- Task brief -
Reproduce all of the listing below without alteration.

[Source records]
==================================================

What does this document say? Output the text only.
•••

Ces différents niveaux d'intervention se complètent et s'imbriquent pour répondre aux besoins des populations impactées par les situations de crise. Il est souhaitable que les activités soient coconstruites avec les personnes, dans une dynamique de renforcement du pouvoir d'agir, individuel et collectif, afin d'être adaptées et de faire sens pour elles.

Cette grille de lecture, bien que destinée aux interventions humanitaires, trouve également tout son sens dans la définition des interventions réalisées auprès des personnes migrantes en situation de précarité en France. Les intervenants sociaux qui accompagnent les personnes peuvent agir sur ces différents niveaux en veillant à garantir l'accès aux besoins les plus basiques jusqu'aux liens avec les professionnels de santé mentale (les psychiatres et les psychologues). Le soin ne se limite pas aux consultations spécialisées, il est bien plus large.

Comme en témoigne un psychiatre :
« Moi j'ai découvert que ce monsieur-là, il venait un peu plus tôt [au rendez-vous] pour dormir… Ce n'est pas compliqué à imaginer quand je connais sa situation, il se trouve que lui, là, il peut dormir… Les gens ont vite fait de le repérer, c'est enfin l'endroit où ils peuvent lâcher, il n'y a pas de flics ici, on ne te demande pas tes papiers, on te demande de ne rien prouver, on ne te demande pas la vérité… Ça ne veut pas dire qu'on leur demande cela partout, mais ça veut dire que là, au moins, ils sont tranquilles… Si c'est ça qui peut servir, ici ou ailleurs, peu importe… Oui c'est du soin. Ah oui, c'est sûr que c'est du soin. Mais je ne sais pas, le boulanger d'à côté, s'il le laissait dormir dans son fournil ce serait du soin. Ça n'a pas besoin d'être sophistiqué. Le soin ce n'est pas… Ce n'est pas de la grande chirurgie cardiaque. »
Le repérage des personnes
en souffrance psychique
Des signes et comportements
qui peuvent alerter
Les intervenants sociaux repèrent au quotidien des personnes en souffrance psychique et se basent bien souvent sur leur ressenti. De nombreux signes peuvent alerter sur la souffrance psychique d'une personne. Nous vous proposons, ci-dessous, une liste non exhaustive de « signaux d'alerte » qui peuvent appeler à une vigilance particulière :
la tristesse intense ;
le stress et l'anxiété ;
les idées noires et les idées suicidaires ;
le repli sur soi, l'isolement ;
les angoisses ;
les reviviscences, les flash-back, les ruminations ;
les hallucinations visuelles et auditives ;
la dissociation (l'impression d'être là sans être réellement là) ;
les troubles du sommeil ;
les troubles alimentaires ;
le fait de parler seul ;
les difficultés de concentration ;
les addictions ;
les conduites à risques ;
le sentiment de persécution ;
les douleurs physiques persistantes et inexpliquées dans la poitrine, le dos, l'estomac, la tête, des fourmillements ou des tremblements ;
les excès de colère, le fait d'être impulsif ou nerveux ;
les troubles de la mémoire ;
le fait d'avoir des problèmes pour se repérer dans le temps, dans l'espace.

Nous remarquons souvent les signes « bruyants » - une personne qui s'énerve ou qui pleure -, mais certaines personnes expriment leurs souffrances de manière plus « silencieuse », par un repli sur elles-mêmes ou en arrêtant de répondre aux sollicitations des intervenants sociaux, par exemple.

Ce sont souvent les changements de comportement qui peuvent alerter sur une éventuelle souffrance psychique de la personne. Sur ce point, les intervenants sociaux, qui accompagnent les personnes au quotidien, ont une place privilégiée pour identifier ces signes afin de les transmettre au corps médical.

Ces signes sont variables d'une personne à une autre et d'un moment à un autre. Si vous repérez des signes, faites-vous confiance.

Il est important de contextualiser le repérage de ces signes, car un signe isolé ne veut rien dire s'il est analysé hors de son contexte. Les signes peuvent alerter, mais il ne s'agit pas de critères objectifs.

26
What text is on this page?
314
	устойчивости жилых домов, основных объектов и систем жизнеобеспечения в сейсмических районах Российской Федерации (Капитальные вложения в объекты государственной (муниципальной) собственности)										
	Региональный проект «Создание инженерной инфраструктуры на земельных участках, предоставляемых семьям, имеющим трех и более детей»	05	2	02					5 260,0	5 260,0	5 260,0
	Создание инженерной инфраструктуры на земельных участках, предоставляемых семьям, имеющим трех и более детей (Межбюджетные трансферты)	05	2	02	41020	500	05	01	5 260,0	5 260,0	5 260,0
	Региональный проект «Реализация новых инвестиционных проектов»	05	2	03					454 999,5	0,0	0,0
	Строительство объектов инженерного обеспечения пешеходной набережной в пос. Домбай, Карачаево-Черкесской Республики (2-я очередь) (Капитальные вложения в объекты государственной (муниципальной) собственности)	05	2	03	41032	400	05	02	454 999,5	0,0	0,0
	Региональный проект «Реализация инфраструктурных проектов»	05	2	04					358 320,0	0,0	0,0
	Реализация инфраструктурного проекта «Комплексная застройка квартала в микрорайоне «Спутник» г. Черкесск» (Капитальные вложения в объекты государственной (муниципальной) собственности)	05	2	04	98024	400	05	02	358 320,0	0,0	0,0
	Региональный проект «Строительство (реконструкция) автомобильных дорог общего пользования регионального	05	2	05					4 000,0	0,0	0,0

==================================================

- The reply -
What does this document say? Output the text only.
•••

Ces différents niveaux d'intervention se complètent et s'imbriquent pour répondre aux besoins des populations impactées par les situations de crise. Il est souhaitable que les activités soient coconstruites avec les personnes, dans une dynamique de renforcement du pouvoir d'agir, individuel et collectif, afin d'être adaptées et de faire sens pour elles.

Cette grille de lecture, bien que destinée aux interventions humanitaires, trouve également tout son sens dans la définition des interventions réalisées auprès des personnes migrantes en situation de précarité en France. Les intervenants sociaux qui accompagnent les personnes peuvent agir sur ces différents niveaux en veillant à garantir l'accès aux besoins les plus basiques jusqu'aux liens avec les professionnels de santé mentale (les psychiatres et les psychologues). Le soin ne se limite pas aux consultations spécialisées, il est bien plus large.

Comme en témoigne un psychiatre :
« Moi j'ai découvert que ce monsieur-là, il venait un peu plus tôt [au rendez-vous] pour dormir… Ce n'est pas compliqué à imaginer quand je connais sa situation, il se trouve que lui, là, il peut dormir… Les gens ont vite fait de le repérer, c'est enfin l'endroit où ils peuvent lâcher, il n'y a pas de flics ici, on ne te demande pas tes papiers, on te demande de ne rien prouver, on ne te demande pas la vérité… Ça ne veut pas dire qu'on leur demande cela partout, mais ça veut dire que là, au moins, ils sont tranquilles… Si c'est ça qui peut servir, ici ou ailleurs, peu importe… Oui c'est du soin. Ah oui, c'est sûr que c'est du soin. Mais je ne sais pas, le boulanger d'à côté, s'il le laissait dormir dans son fournil ce serait du soin. Ça n'a pas besoin d'être sophistiqué. Le soin ce n'est pas… Ce n'est pas de la grande chirurgie cardiaque. »
Le repérage des personnes
en souffrance psychique
Des signes et comportements
qui peuvent alerter
Les intervenants sociaux repèrent au quotidien des personnes en souffrance psychique et se basent bien souvent sur leur ressenti. De nombreux signes peuvent alerter sur la souffrance psychique d'une personne. Nous vous proposons, ci-dessous, une liste non exhaustive de « signaux d'alerte » qui peuvent appeler à une vigilance particulière :
la tristesse intense ;
le stress et l'anxiété ;
les idées noires et les idées suicidaires ;
le repli sur soi, l'isolement ;
les angoisses ;
les reviviscences, les flash-back, les ruminations ;
les hallucinations visuelles et auditives ;
la dissociation (l'impression d'être là sans être réellement là) ;
les troubles du sommeil ;
les troubles alimentaires ;
le fait de parler seul ;
les difficultés de concentration ;
les addictions ;
les conduites à risques ;
le sentiment de persécution ;
les douleurs physiques persistantes et inexpliquées dans la poitrine, le dos, l'estomac, la tête, des fourmillements ou des tremblements ;
les excès de colère, le fait d'être impulsif ou nerveux ;
les troubles de la mémoire ;
le fait d'avoir des problèmes pour se repérer dans le temps, dans l'espace.

Nous remarquons souvent les signes « bruyants » - une personne qui s'énerve ou qui pleure -, mais certaines personnes expriment leurs souffrances de manière plus « silencieuse », par un repli sur elles-mêmes ou en arrêtant de répondre aux sollicitations des intervenants sociaux, par exemple.

Ce sont souvent les changements de comportement qui peuvent alerter sur une éventuelle souffrance psychique de la personne. Sur ce point, les intervenants sociaux, qui accompagnent les personnes au quotidien, ont une place privilégiée pour identifier ces signes afin de les transmettre au corps médical.

Ces signes sont variables d'une personne à une autre et d'un moment à un autre. Si vous repérez des signes, faites-vous confiance.

Il est important de contextualiser le repérage de ces signes, car un signe isolé ne veut rien dire s'il est analysé hors de son contexte. Les signes peuvent alerter, mais il ne s'agit pas de critères objectifs.

26
What text is on this page?
314
	устойчивости жилых домов, основных объектов и систем жизнеобеспечения в сейсмических районах Российской Федерации (Капитальные вложения в объекты государственной (муниципальной) собственности)										
	Региональный проект «Создание инженерной инфраструктуры на земельных участках, предоставляемых семьям, имеющим трех и более детей»	05	2	02					5 260,0	5 260,0	5 260,0
	Создание инженерной инфраструктуры на земельных участках, предоставляемых семьям, имеющим трех и более детей (Межбюджетные трансферты)	05	2	02	41020	500	05	01	5 260,0	5 260,0	5 260,0
	Региональный проект «Реализация новых инвестиционных проектов»	05	2	03					454 999,5	0,0	0,0
	Строительство объектов инженерного обеспечения пешеходной набережной в пос. Домбай, Карачаево-Черкесской Республики (2-я очередь) (Капитальные вложения в объекты государственной (муниципальной) собственности)	05	2	03	41032	400	05	02	454 999,5	0,0	0,0
	Региональный проект «Реализация инфраструктурных проектов»	05	2	04					358 320,0	0,0	0,0
	Реализация инфраструктурного проекта «Комплексная застройка квартала в микрорайоне «Спутник» г. Черкесск» (Капитальные вложения в объекты государственной (муниципальной) собственности)	05	2	04	98024	400	05	02	358 320,0	0,0	0,0
	Региональный проект «Строительство (реконструкция) автомобильных дорог общего пользования регионального	05	2	05					4 000,0	0,0	0,0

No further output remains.